* Given instruction:
Collect every line that includes the string "demographic".

* Dataset rows:

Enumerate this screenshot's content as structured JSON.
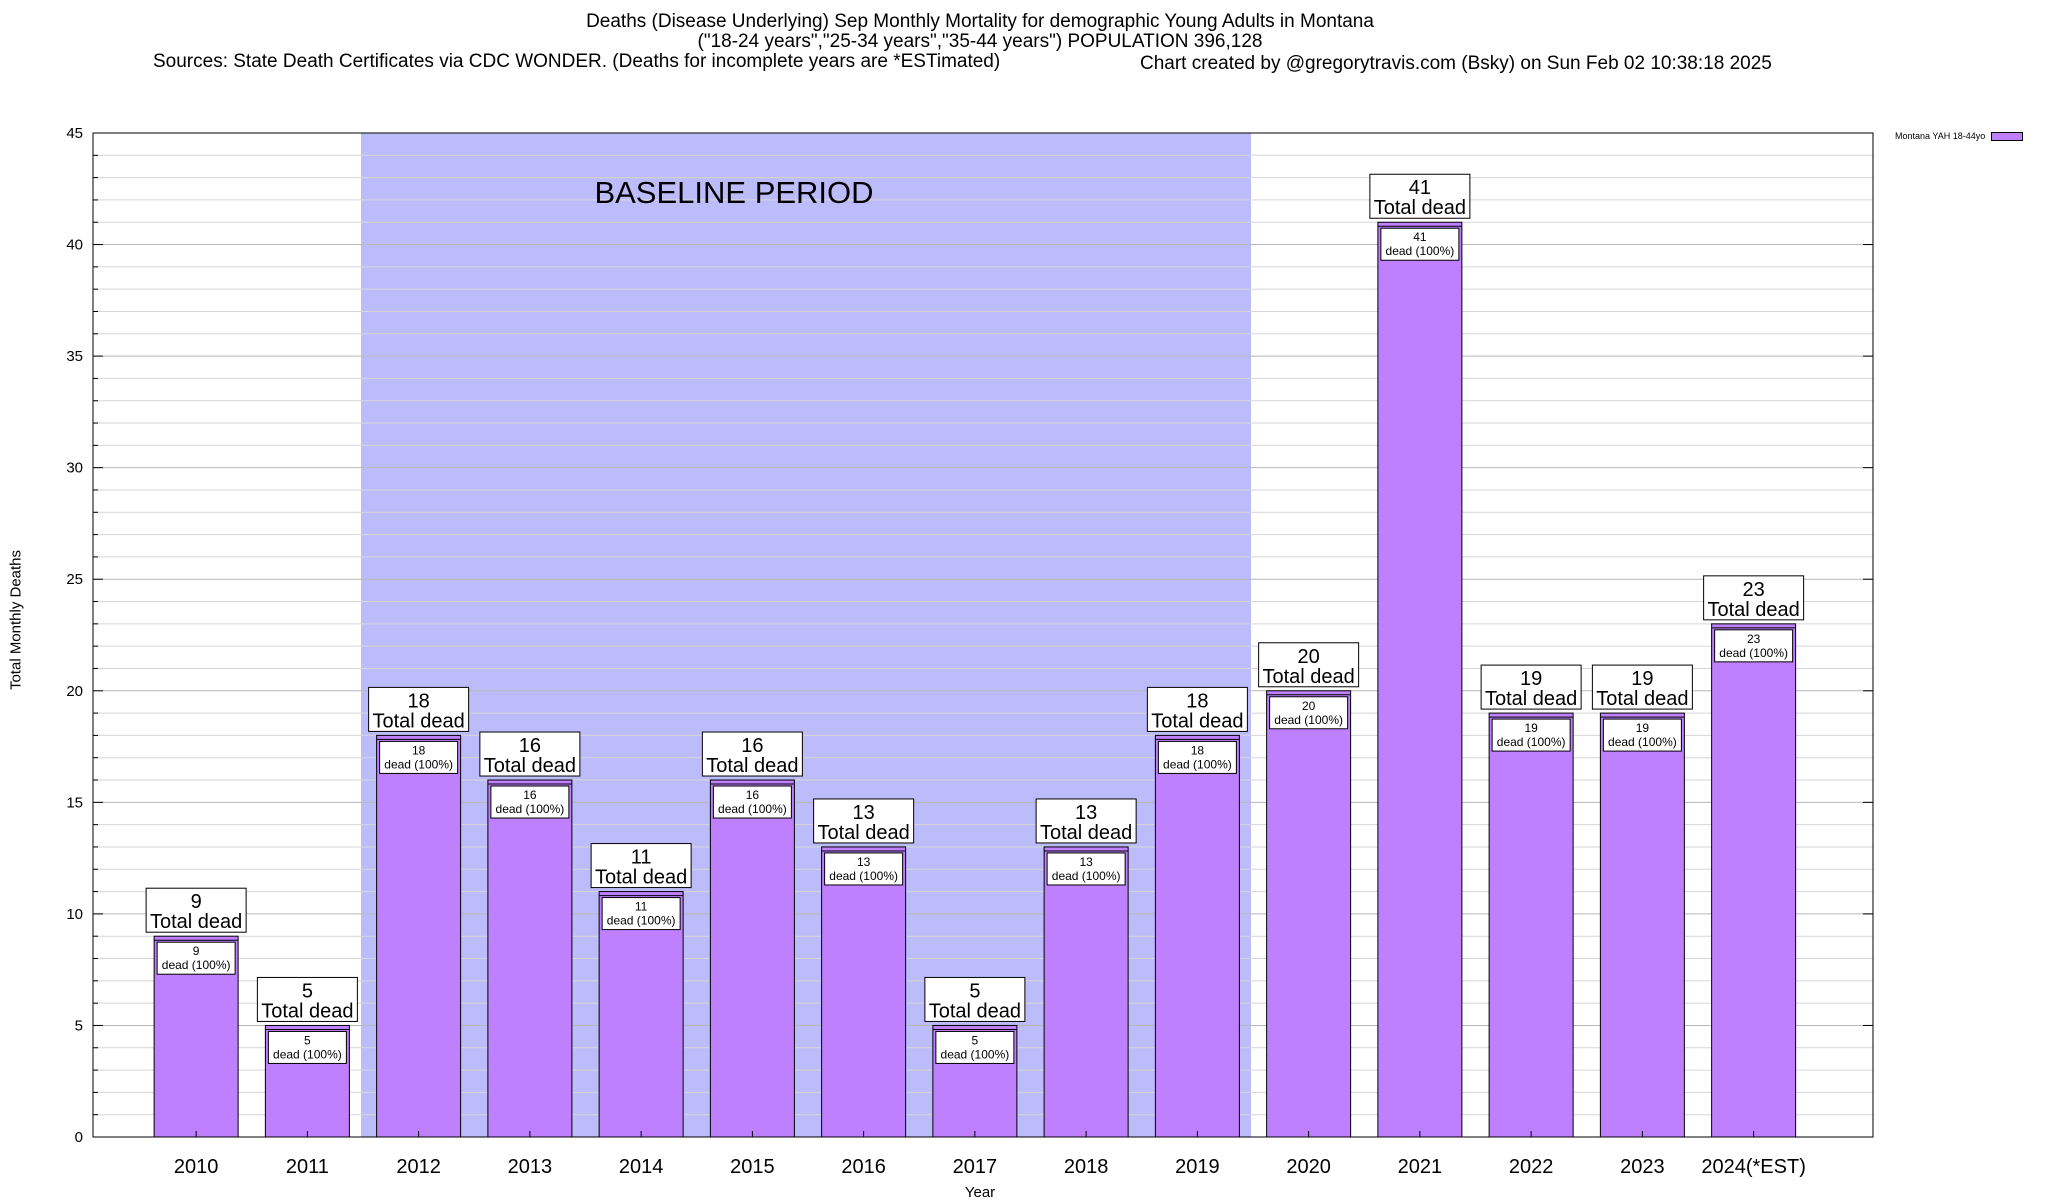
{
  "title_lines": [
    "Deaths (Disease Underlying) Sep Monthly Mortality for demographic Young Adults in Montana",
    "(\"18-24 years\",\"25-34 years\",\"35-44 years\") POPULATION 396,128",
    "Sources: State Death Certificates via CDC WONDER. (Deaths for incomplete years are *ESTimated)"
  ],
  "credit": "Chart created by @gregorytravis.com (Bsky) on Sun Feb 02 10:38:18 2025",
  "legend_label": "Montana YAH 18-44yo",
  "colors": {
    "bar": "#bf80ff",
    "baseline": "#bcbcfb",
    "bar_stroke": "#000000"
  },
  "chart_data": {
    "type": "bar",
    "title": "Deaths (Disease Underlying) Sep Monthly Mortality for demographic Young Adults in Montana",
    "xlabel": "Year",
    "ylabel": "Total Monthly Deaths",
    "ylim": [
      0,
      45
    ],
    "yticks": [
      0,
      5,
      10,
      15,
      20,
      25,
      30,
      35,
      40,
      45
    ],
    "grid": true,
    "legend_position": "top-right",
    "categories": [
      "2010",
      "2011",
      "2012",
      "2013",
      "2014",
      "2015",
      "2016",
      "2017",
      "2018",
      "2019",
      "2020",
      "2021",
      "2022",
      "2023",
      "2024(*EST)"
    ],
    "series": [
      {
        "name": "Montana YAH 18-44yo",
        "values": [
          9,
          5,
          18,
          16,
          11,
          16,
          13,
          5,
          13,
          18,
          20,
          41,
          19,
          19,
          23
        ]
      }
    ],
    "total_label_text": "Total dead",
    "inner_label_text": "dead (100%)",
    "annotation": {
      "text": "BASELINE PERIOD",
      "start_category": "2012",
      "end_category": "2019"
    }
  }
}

* The reply:
    "Deaths (Disease Underlying) Sep Monthly Mortality for demographic Young Adults in Montana",
    "title": "Deaths (Disease Underlying) Sep Monthly Mortality for demographic Young Adults in Montana",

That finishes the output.